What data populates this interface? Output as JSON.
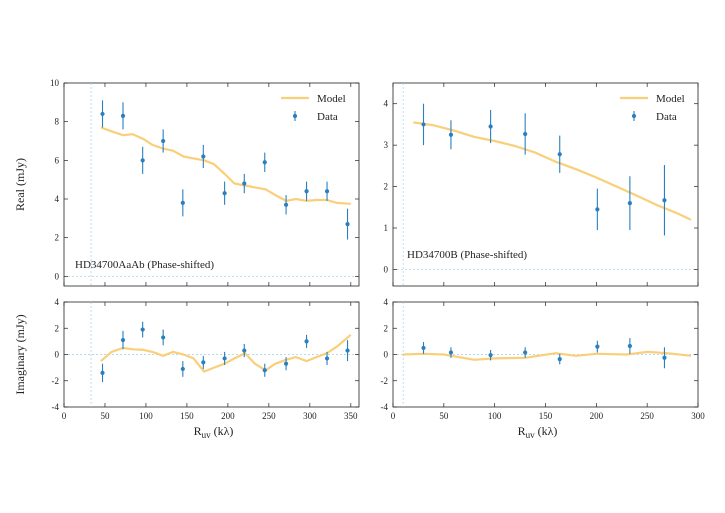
{
  "colors": {
    "model": "#f9cf7a",
    "data": "#2b7fbf",
    "refline": "#9fd0e6",
    "axis": "#222222"
  },
  "chart_data": [
    {
      "type": "scatter",
      "id": "aa_real",
      "title": "",
      "ylabel": "Real (mJy)",
      "xlabel": "",
      "panel_label": "HD34700AaAb (Phase-shifted)",
      "xlim": [
        0,
        360
      ],
      "ylim": [
        -0.5,
        10
      ],
      "xticks": [
        0,
        50,
        100,
        150,
        200,
        250,
        300,
        350
      ],
      "yticks": [
        0,
        2,
        4,
        6,
        8,
        10
      ],
      "show_xticklabels": false,
      "vline": 33,
      "hline": 0,
      "legend": {
        "position": "top-right",
        "model_label": "Model",
        "data_label": "Data"
      },
      "model": {
        "name": "Model",
        "x": [
          45,
          58,
          72,
          84,
          97,
          108,
          121,
          133,
          146,
          158,
          171,
          183,
          196,
          208,
          221,
          233,
          246,
          258,
          271,
          283,
          296,
          308,
          321,
          333,
          350
        ],
        "y": [
          7.7,
          7.5,
          7.3,
          7.35,
          7.1,
          6.8,
          6.6,
          6.5,
          6.2,
          6.1,
          6.0,
          5.8,
          5.3,
          4.8,
          4.7,
          4.6,
          4.5,
          4.2,
          3.9,
          4.0,
          3.9,
          3.95,
          3.95,
          3.8,
          3.75
        ]
      },
      "data": {
        "name": "Data",
        "x": [
          47,
          72,
          96,
          121,
          145,
          170,
          196,
          220,
          245,
          271,
          296,
          321,
          346
        ],
        "y": [
          8.4,
          8.3,
          6.0,
          7.0,
          3.8,
          6.2,
          4.3,
          4.8,
          5.9,
          3.7,
          4.4,
          4.4,
          2.7
        ],
        "err": [
          0.7,
          0.7,
          0.7,
          0.6,
          0.7,
          0.6,
          0.6,
          0.5,
          0.5,
          0.5,
          0.5,
          0.5,
          0.8
        ]
      }
    },
    {
      "type": "scatter",
      "id": "aa_imag",
      "title": "",
      "ylabel": "Imaginary (mJy)",
      "xlabel": "R",
      "xlabel_sub": "uv",
      "xlabel_unit": " (kλ)",
      "xlim": [
        0,
        360
      ],
      "ylim": [
        -4,
        4
      ],
      "xticks": [
        0,
        50,
        100,
        150,
        200,
        250,
        300,
        350
      ],
      "yticks": [
        -4,
        -2,
        0,
        2,
        4
      ],
      "show_xticklabels": true,
      "vline": 33,
      "hline": 0,
      "model": {
        "name": "Model",
        "x": [
          45,
          58,
          72,
          84,
          97,
          108,
          121,
          133,
          146,
          158,
          171,
          183,
          196,
          208,
          221,
          233,
          246,
          258,
          271,
          283,
          296,
          308,
          321,
          333,
          350
        ],
        "y": [
          -0.5,
          0.2,
          0.5,
          0.4,
          0.35,
          0.2,
          -0.1,
          0.2,
          0.0,
          -0.3,
          -1.3,
          -1.0,
          -0.7,
          -0.3,
          0.1,
          -0.7,
          -1.2,
          -0.7,
          -0.4,
          -0.2,
          -0.5,
          -0.2,
          0.1,
          0.6,
          1.5
        ]
      },
      "data": {
        "name": "Data",
        "x": [
          47,
          72,
          96,
          121,
          145,
          170,
          196,
          220,
          245,
          271,
          296,
          321,
          346
        ],
        "y": [
          -1.4,
          1.1,
          1.9,
          1.3,
          -1.1,
          -0.6,
          -0.3,
          0.3,
          -1.2,
          -0.7,
          1.0,
          -0.3,
          0.3
        ],
        "err": [
          0.7,
          0.7,
          0.6,
          0.6,
          0.6,
          0.5,
          0.5,
          0.5,
          0.5,
          0.5,
          0.5,
          0.5,
          0.8
        ]
      }
    },
    {
      "type": "scatter",
      "id": "b_real",
      "title": "",
      "ylabel": "",
      "xlabel": "",
      "panel_label": "HD34700B (Phase-shifted)",
      "xlim": [
        0,
        300
      ],
      "ylim": [
        -0.4,
        4.5
      ],
      "xticks": [
        0,
        50,
        100,
        150,
        200,
        250,
        300
      ],
      "yticks": [
        0,
        1,
        2,
        3,
        4
      ],
      "show_xticklabels": false,
      "vline": 10,
      "hline": 0,
      "legend": {
        "position": "top-right",
        "model_label": "Model",
        "data_label": "Data"
      },
      "model": {
        "name": "Model",
        "x": [
          20,
          40,
          60,
          80,
          100,
          120,
          140,
          160,
          180,
          200,
          220,
          240,
          260,
          280,
          293
        ],
        "y": [
          3.55,
          3.48,
          3.35,
          3.2,
          3.1,
          2.98,
          2.82,
          2.6,
          2.42,
          2.22,
          2.0,
          1.78,
          1.55,
          1.35,
          1.2
        ]
      },
      "data": {
        "name": "Data",
        "x": [
          30,
          57,
          96,
          130,
          164,
          201,
          233,
          267
        ],
        "y": [
          3.5,
          3.25,
          3.45,
          3.27,
          2.78,
          1.45,
          1.6,
          1.67
        ],
        "err": [
          0.5,
          0.35,
          0.4,
          0.5,
          0.45,
          0.5,
          0.65,
          0.85
        ]
      }
    },
    {
      "type": "scatter",
      "id": "b_imag",
      "title": "",
      "ylabel": "",
      "xlabel": "R",
      "xlabel_sub": "uv",
      "xlabel_unit": " (kλ)",
      "xlim": [
        0,
        300
      ],
      "ylim": [
        -4,
        4
      ],
      "xticks": [
        0,
        50,
        100,
        150,
        200,
        250,
        300
      ],
      "yticks": [
        -4,
        -2,
        0,
        2,
        4
      ],
      "show_xticklabels": true,
      "vline": 10,
      "hline": 0,
      "model": {
        "name": "Model",
        "x": [
          10,
          30,
          50,
          80,
          100,
          130,
          160,
          180,
          200,
          230,
          250,
          270,
          293
        ],
        "y": [
          0.0,
          0.05,
          0.0,
          -0.4,
          -0.3,
          -0.25,
          0.1,
          -0.1,
          0.05,
          0.0,
          0.2,
          0.1,
          -0.1
        ]
      },
      "data": {
        "name": "Data",
        "x": [
          30,
          57,
          96,
          130,
          164,
          201,
          233,
          267
        ],
        "y": [
          0.5,
          0.15,
          -0.05,
          0.15,
          -0.35,
          0.6,
          0.65,
          -0.25
        ],
        "err": [
          0.45,
          0.4,
          0.4,
          0.4,
          0.4,
          0.45,
          0.6,
          0.8
        ]
      }
    }
  ]
}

## Problem description
Every entry above is to be set down exactly; the pictures are to be left out.

## In response
What data populates this interface? Output as JSON.
{
  "colors": {
    "model": "#f9cf7a",
    "data": "#2b7fbf",
    "refline": "#9fd0e6",
    "axis": "#222222"
  },
  "chart_data": [
    {
      "type": "scatter",
      "id": "aa_real",
      "title": "",
      "ylabel": "Real (mJy)",
      "xlabel": "",
      "panel_label": "HD34700AaAb (Phase-shifted)",
      "xlim": [
        0,
        360
      ],
      "ylim": [
        -0.5,
        10
      ],
      "xticks": [
        0,
        50,
        100,
        150,
        200,
        250,
        300,
        350
      ],
      "yticks": [
        0,
        2,
        4,
        6,
        8,
        10
      ],
      "show_xticklabels": false,
      "vline": 33,
      "hline": 0,
      "legend": {
        "position": "top-right",
        "model_label": "Model",
        "data_label": "Data"
      },
      "model": {
        "name": "Model",
        "x": [
          45,
          58,
          72,
          84,
          97,
          108,
          121,
          133,
          146,
          158,
          171,
          183,
          196,
          208,
          221,
          233,
          246,
          258,
          271,
          283,
          296,
          308,
          321,
          333,
          350
        ],
        "y": [
          7.7,
          7.5,
          7.3,
          7.35,
          7.1,
          6.8,
          6.6,
          6.5,
          6.2,
          6.1,
          6.0,
          5.8,
          5.3,
          4.8,
          4.7,
          4.6,
          4.5,
          4.2,
          3.9,
          4.0,
          3.9,
          3.95,
          3.95,
          3.8,
          3.75
        ]
      },
      "data": {
        "name": "Data",
        "x": [
          47,
          72,
          96,
          121,
          145,
          170,
          196,
          220,
          245,
          271,
          296,
          321,
          346
        ],
        "y": [
          8.4,
          8.3,
          6.0,
          7.0,
          3.8,
          6.2,
          4.3,
          4.8,
          5.9,
          3.7,
          4.4,
          4.4,
          2.7
        ],
        "err": [
          0.7,
          0.7,
          0.7,
          0.6,
          0.7,
          0.6,
          0.6,
          0.5,
          0.5,
          0.5,
          0.5,
          0.5,
          0.8
        ]
      }
    },
    {
      "type": "scatter",
      "id": "aa_imag",
      "title": "",
      "ylabel": "Imaginary (mJy)",
      "xlabel": "R",
      "xlabel_sub": "uv",
      "xlabel_unit": " (kλ)",
      "xlim": [
        0,
        360
      ],
      "ylim": [
        -4,
        4
      ],
      "xticks": [
        0,
        50,
        100,
        150,
        200,
        250,
        300,
        350
      ],
      "yticks": [
        -4,
        -2,
        0,
        2,
        4
      ],
      "show_xticklabels": true,
      "vline": 33,
      "hline": 0,
      "model": {
        "name": "Model",
        "x": [
          45,
          58,
          72,
          84,
          97,
          108,
          121,
          133,
          146,
          158,
          171,
          183,
          196,
          208,
          221,
          233,
          246,
          258,
          271,
          283,
          296,
          308,
          321,
          333,
          350
        ],
        "y": [
          -0.5,
          0.2,
          0.5,
          0.4,
          0.35,
          0.2,
          -0.1,
          0.2,
          0.0,
          -0.3,
          -1.3,
          -1.0,
          -0.7,
          -0.3,
          0.1,
          -0.7,
          -1.2,
          -0.7,
          -0.4,
          -0.2,
          -0.5,
          -0.2,
          0.1,
          0.6,
          1.5
        ]
      },
      "data": {
        "name": "Data",
        "x": [
          47,
          72,
          96,
          121,
          145,
          170,
          196,
          220,
          245,
          271,
          296,
          321,
          346
        ],
        "y": [
          -1.4,
          1.1,
          1.9,
          1.3,
          -1.1,
          -0.6,
          -0.3,
          0.3,
          -1.2,
          -0.7,
          1.0,
          -0.3,
          0.3
        ],
        "err": [
          0.7,
          0.7,
          0.6,
          0.6,
          0.6,
          0.5,
          0.5,
          0.5,
          0.5,
          0.5,
          0.5,
          0.5,
          0.8
        ]
      }
    },
    {
      "type": "scatter",
      "id": "b_real",
      "title": "",
      "ylabel": "",
      "xlabel": "",
      "panel_label": "HD34700B (Phase-shifted)",
      "xlim": [
        0,
        300
      ],
      "ylim": [
        -0.4,
        4.5
      ],
      "xticks": [
        0,
        50,
        100,
        150,
        200,
        250,
        300
      ],
      "yticks": [
        0,
        1,
        2,
        3,
        4
      ],
      "show_xticklabels": false,
      "vline": 10,
      "hline": 0,
      "legend": {
        "position": "top-right",
        "model_label": "Model",
        "data_label": "Data"
      },
      "model": {
        "name": "Model",
        "x": [
          20,
          40,
          60,
          80,
          100,
          120,
          140,
          160,
          180,
          200,
          220,
          240,
          260,
          280,
          293
        ],
        "y": [
          3.55,
          3.48,
          3.35,
          3.2,
          3.1,
          2.98,
          2.82,
          2.6,
          2.42,
          2.22,
          2.0,
          1.78,
          1.55,
          1.35,
          1.2
        ]
      },
      "data": {
        "name": "Data",
        "x": [
          30,
          57,
          96,
          130,
          164,
          201,
          233,
          267
        ],
        "y": [
          3.5,
          3.25,
          3.45,
          3.27,
          2.78,
          1.45,
          1.6,
          1.67
        ],
        "err": [
          0.5,
          0.35,
          0.4,
          0.5,
          0.45,
          0.5,
          0.65,
          0.85
        ]
      }
    },
    {
      "type": "scatter",
      "id": "b_imag",
      "title": "",
      "ylabel": "",
      "xlabel": "R",
      "xlabel_sub": "uv",
      "xlabel_unit": " (kλ)",
      "xlim": [
        0,
        300
      ],
      "ylim": [
        -4,
        4
      ],
      "xticks": [
        0,
        50,
        100,
        150,
        200,
        250,
        300
      ],
      "yticks": [
        -4,
        -2,
        0,
        2,
        4
      ],
      "show_xticklabels": true,
      "vline": 10,
      "hline": 0,
      "model": {
        "name": "Model",
        "x": [
          10,
          30,
          50,
          80,
          100,
          130,
          160,
          180,
          200,
          230,
          250,
          270,
          293
        ],
        "y": [
          0.0,
          0.05,
          0.0,
          -0.4,
          -0.3,
          -0.25,
          0.1,
          -0.1,
          0.05,
          0.0,
          0.2,
          0.1,
          -0.1
        ]
      },
      "data": {
        "name": "Data",
        "x": [
          30,
          57,
          96,
          130,
          164,
          201,
          233,
          267
        ],
        "y": [
          0.5,
          0.15,
          -0.05,
          0.15,
          -0.35,
          0.6,
          0.65,
          -0.25
        ],
        "err": [
          0.45,
          0.4,
          0.4,
          0.4,
          0.4,
          0.45,
          0.6,
          0.8
        ]
      }
    }
  ]
}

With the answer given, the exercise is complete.